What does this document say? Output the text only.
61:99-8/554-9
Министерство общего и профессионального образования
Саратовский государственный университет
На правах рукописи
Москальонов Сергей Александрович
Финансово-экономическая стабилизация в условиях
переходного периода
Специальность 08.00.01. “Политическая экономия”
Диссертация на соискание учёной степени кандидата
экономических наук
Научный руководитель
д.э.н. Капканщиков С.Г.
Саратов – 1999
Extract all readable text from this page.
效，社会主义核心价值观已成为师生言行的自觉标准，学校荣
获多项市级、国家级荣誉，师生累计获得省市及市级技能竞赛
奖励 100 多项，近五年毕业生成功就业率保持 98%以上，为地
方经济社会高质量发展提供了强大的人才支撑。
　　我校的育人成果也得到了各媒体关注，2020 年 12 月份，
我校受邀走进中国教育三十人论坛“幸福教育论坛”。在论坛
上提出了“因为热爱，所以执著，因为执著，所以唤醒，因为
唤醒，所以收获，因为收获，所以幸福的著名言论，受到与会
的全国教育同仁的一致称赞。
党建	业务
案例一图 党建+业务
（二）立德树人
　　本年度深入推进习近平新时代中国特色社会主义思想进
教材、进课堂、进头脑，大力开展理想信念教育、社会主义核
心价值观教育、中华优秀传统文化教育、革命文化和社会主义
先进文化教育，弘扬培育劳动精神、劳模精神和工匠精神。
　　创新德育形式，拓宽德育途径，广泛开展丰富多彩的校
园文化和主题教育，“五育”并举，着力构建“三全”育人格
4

| Directions for this task |
Write the lines out exactly, from the one with "Extract all readable text from this page." down to the last line of the listing, and leave out all others.

| Final result |
Extract all readable text from this page.
效，社会主义核心价值观已成为师生言行的自觉标准，学校荣
获多项市级、国家级荣誉，师生累计获得省市及市级技能竞赛
奖励 100 多项，近五年毕业生成功就业率保持 98%以上，为地
方经济社会高质量发展提供了强大的人才支撑。
　　我校的育人成果也得到了各媒体关注，2020 年 12 月份，
我校受邀走进中国教育三十人论坛“幸福教育论坛”。在论坛
上提出了“因为热爱，所以执著，因为执著，所以唤醒，因为
唤醒，所以收获，因为收获，所以幸福的著名言论，受到与会
的全国教育同仁的一致称赞。
党建	业务
案例一图 党建+业务
（二）立德树人
　　本年度深入推进习近平新时代中国特色社会主义思想进
教材、进课堂、进头脑，大力开展理想信念教育、社会主义核
心价值观教育、中华优秀传统文化教育、革命文化和社会主义
先进文化教育，弘扬培育劳动精神、劳模精神和工匠精神。
　　创新德育形式，拓宽德育途径，广泛开展丰富多彩的校
园文化和主题教育，“五育”并举，着力构建“三全”育人格
4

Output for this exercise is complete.